begin Exercise inputs

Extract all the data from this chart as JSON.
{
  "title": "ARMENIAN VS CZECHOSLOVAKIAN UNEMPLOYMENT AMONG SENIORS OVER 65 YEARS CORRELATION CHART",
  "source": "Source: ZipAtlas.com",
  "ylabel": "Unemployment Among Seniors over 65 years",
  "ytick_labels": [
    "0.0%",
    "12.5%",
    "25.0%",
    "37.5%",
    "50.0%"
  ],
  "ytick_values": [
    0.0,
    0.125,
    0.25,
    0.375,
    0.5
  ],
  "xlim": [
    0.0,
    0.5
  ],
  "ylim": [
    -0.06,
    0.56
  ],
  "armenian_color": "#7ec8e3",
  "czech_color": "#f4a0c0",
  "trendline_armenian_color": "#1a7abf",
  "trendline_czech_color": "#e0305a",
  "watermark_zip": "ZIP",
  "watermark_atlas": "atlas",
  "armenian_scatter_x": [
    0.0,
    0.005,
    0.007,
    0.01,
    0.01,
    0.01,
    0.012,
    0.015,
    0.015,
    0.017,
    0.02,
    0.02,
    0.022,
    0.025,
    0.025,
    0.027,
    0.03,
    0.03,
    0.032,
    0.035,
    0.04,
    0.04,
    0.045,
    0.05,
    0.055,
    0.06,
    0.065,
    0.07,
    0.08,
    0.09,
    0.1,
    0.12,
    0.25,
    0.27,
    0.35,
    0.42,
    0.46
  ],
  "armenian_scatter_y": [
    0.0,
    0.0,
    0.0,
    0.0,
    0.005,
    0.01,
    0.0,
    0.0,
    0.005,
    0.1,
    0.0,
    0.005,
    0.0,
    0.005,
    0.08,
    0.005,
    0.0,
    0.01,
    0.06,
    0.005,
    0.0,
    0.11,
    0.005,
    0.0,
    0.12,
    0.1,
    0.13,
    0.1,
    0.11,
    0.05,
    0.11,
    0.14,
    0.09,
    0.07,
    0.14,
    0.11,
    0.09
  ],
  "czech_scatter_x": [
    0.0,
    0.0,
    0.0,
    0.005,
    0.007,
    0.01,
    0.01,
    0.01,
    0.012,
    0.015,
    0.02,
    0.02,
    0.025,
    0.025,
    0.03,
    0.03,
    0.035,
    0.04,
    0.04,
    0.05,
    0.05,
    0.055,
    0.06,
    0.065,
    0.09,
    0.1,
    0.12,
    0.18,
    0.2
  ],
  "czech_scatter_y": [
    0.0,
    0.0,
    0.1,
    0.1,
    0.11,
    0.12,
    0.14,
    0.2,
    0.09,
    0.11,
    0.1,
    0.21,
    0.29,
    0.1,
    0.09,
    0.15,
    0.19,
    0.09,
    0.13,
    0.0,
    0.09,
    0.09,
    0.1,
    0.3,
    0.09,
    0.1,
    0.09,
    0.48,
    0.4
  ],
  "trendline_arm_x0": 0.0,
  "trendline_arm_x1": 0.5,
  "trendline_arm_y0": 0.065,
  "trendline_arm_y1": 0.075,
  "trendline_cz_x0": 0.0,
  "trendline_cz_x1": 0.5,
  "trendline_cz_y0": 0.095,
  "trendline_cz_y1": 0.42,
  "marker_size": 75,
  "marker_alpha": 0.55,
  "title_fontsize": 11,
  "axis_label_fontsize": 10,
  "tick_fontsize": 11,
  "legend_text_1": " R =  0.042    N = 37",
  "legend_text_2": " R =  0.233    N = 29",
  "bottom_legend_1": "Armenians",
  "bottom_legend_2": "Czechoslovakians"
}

end Exercise inputs

■ **Instructions to follow**:
Return every line of the material exactly.

■ **Solved exercise**:
Extract all the data from this chart as JSON.
{
  "title": "ARMENIAN VS CZECHOSLOVAKIAN UNEMPLOYMENT AMONG SENIORS OVER 65 YEARS CORRELATION CHART",
  "source": "Source: ZipAtlas.com",
  "ylabel": "Unemployment Among Seniors over 65 years",
  "ytick_labels": [
    "0.0%",
    "12.5%",
    "25.0%",
    "37.5%",
    "50.0%"
  ],
  "ytick_values": [
    0.0,
    0.125,
    0.25,
    0.375,
    0.5
  ],
  "xlim": [
    0.0,
    0.5
  ],
  "ylim": [
    -0.06,
    0.56
  ],
  "armenian_color": "#7ec8e3",
  "czech_color": "#f4a0c0",
  "trendline_armenian_color": "#1a7abf",
  "trendline_czech_color": "#e0305a",
  "watermark_zip": "ZIP",
  "watermark_atlas": "atlas",
  "armenian_scatter_x": [
    0.0,
    0.005,
    0.007,
    0.01,
    0.01,
    0.01,
    0.012,
    0.015,
    0.015,
    0.017,
    0.02,
    0.02,
    0.022,
    0.025,
    0.025,
    0.027,
    0.03,
    0.03,
    0.032,
    0.035,
    0.04,
    0.04,
    0.045,
    0.05,
    0.055,
    0.06,
    0.065,
    0.07,
    0.08,
    0.09,
    0.1,
    0.12,
    0.25,
    0.27,
    0.35,
    0.42,
    0.46
  ],
  "armenian_scatter_y": [
    0.0,
    0.0,
    0.0,
    0.0,
    0.005,
    0.01,
    0.0,
    0.0,
    0.005,
    0.1,
    0.0,
    0.005,
    0.0,
    0.005,
    0.08,
    0.005,
    0.0,
    0.01,
    0.06,
    0.005,
    0.0,
    0.11,
    0.005,
    0.0,
    0.12,
    0.1,
    0.13,
    0.1,
    0.11,
    0.05,
    0.11,
    0.14,
    0.09,
    0.07,
    0.14,
    0.11,
    0.09
  ],
  "czech_scatter_x": [
    0.0,
    0.0,
    0.0,
    0.005,
    0.007,
    0.01,
    0.01,
    0.01,
    0.012,
    0.015,
    0.02,
    0.02,
    0.025,
    0.025,
    0.03,
    0.03,
    0.035,
    0.04,
    0.04,
    0.05,
    0.05,
    0.055,
    0.06,
    0.065,
    0.09,
    0.1,
    0.12,
    0.18,
    0.2
  ],
  "czech_scatter_y": [
    0.0,
    0.0,
    0.1,
    0.1,
    0.11,
    0.12,
    0.14,
    0.2,
    0.09,
    0.11,
    0.1,
    0.21,
    0.29,
    0.1,
    0.09,
    0.15,
    0.19,
    0.09,
    0.13,
    0.0,
    0.09,
    0.09,
    0.1,
    0.3,
    0.09,
    0.1,
    0.09,
    0.48,
    0.4
  ],
  "trendline_arm_x0": 0.0,
  "trendline_arm_x1": 0.5,
  "trendline_arm_y0": 0.065,
  "trendline_arm_y1": 0.075,
  "trendline_cz_x0": 0.0,
  "trendline_cz_x1": 0.5,
  "trendline_cz_y0": 0.095,
  "trendline_cz_y1": 0.42,
  "marker_size": 75,
  "marker_alpha": 0.55,
  "title_fontsize": 11,
  "axis_label_fontsize": 10,
  "tick_fontsize": 11,
  "legend_text_1": " R =  0.042    N = 37",
  "legend_text_2": " R =  0.233    N = 29",
  "bottom_legend_1": "Armenians",
  "bottom_legend_2": "Czechoslovakians"
}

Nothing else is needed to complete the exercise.